* **YOUR TASK**
Of all the lines in the material, how many include the word "совета"? Reply with the number alone.
'''
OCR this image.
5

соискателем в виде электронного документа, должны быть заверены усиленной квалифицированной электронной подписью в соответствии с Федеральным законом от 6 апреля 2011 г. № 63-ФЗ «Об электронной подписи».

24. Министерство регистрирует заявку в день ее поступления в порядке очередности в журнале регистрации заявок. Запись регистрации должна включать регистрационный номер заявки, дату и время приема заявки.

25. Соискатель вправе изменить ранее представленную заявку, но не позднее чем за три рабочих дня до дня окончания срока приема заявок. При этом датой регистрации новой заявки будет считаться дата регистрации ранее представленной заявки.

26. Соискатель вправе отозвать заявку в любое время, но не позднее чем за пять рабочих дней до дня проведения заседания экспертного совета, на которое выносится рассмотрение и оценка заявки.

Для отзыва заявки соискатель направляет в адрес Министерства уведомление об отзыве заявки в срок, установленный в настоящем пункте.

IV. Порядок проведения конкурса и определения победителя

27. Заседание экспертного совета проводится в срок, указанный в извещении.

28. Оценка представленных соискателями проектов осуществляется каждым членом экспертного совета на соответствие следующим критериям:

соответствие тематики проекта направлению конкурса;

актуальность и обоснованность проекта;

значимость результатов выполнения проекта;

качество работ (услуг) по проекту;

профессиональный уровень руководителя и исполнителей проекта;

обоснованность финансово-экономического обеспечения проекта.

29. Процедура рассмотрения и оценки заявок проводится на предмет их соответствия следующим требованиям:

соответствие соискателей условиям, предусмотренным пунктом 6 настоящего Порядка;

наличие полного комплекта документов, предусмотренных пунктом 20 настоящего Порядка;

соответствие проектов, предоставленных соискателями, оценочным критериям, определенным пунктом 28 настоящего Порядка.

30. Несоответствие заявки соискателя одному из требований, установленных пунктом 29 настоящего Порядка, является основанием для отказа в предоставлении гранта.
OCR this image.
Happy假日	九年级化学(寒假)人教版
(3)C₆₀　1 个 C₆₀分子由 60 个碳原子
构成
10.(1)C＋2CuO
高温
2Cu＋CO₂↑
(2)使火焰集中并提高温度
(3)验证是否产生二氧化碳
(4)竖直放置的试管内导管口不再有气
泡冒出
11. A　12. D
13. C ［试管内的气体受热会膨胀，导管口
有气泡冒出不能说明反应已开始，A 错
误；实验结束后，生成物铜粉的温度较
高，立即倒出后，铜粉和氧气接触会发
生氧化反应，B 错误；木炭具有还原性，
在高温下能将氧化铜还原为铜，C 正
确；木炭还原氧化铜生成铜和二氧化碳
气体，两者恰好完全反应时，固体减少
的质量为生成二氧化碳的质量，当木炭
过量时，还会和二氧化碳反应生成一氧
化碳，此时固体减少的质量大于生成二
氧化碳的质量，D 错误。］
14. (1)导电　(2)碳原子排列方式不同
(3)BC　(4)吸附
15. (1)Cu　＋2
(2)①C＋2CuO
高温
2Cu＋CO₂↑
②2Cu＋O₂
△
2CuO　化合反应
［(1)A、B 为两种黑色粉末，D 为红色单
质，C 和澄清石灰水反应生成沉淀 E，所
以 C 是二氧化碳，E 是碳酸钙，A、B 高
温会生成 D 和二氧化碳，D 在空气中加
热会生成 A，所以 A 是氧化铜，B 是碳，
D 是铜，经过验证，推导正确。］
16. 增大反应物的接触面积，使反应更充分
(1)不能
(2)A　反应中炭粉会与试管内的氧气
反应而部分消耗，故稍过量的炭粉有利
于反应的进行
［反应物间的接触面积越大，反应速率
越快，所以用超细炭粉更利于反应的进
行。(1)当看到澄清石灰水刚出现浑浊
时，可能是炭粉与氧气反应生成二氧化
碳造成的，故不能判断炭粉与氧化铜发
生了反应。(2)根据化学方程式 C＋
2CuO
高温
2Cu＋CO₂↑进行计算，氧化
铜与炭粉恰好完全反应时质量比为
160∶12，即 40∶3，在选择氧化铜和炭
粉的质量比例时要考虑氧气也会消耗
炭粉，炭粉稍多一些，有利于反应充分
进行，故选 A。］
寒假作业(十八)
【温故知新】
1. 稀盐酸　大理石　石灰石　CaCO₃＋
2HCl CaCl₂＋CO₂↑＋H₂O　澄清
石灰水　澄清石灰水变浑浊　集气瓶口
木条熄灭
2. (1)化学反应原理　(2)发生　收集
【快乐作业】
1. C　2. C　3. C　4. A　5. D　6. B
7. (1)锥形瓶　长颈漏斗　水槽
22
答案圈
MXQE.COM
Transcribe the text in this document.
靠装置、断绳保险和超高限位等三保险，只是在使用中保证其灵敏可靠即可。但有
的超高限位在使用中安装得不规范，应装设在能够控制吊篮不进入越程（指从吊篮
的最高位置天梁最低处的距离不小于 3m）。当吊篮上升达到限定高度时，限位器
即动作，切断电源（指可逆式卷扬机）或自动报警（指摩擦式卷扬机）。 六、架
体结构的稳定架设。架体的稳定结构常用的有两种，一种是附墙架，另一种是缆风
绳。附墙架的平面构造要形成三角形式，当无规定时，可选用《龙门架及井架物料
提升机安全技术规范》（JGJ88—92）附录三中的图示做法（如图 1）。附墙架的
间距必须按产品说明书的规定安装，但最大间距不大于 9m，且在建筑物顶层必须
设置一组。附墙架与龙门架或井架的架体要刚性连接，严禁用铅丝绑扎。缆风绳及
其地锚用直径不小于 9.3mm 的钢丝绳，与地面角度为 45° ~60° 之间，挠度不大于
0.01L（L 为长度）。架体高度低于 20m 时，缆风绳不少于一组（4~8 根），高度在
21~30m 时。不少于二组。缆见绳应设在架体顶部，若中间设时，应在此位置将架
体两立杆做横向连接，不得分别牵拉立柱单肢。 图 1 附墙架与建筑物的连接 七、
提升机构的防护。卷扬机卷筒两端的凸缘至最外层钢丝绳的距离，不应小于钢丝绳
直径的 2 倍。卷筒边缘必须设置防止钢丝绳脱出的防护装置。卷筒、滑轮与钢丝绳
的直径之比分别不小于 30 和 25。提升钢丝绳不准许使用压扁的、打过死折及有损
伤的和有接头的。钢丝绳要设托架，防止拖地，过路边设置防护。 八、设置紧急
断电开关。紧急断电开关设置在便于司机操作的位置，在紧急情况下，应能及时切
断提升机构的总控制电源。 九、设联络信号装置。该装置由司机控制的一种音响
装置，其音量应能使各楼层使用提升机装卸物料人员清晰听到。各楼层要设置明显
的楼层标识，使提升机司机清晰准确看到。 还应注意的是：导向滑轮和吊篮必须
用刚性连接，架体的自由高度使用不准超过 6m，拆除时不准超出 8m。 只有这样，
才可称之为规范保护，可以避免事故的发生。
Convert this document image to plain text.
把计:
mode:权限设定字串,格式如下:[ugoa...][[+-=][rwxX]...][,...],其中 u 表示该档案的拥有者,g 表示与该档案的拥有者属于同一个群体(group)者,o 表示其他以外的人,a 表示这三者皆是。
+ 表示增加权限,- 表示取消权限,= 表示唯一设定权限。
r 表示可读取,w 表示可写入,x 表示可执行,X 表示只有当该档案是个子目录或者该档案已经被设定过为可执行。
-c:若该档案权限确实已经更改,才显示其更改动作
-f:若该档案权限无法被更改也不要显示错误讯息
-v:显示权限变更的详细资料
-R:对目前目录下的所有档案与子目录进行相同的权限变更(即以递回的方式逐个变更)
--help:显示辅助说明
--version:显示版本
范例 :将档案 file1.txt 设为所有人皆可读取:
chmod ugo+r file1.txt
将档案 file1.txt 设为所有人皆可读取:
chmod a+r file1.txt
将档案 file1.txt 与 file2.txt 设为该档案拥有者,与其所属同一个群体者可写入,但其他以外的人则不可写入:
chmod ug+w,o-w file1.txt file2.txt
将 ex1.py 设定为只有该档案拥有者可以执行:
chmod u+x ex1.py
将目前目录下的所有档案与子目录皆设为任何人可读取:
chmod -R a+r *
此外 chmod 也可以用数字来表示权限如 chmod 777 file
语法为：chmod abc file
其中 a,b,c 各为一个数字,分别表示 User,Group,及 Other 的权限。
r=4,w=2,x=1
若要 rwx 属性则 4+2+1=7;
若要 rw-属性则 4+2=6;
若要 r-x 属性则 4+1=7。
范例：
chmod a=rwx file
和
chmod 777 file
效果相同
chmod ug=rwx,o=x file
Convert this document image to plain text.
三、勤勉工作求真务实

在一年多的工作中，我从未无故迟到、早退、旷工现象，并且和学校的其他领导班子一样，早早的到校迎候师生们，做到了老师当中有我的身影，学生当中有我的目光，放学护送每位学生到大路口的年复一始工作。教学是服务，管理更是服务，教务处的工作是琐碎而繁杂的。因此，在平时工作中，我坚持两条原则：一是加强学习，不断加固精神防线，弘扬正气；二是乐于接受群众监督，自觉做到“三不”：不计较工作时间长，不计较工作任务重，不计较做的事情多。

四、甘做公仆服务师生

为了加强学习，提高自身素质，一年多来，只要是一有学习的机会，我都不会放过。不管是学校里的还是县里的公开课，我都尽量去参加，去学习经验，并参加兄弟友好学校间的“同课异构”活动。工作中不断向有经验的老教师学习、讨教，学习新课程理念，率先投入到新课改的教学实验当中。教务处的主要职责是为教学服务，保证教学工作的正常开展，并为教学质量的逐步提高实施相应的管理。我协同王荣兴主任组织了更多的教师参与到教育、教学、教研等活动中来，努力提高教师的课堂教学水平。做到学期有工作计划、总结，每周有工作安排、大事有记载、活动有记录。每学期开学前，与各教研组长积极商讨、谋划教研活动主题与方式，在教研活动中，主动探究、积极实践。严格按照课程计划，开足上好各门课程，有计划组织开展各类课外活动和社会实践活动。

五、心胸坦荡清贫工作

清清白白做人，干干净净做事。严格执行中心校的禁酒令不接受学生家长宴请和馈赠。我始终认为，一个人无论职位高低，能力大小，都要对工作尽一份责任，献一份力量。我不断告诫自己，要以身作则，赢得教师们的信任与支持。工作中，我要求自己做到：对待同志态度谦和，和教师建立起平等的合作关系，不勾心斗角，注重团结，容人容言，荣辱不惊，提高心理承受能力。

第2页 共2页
'''
* **EXERCISE RESPONSE**
3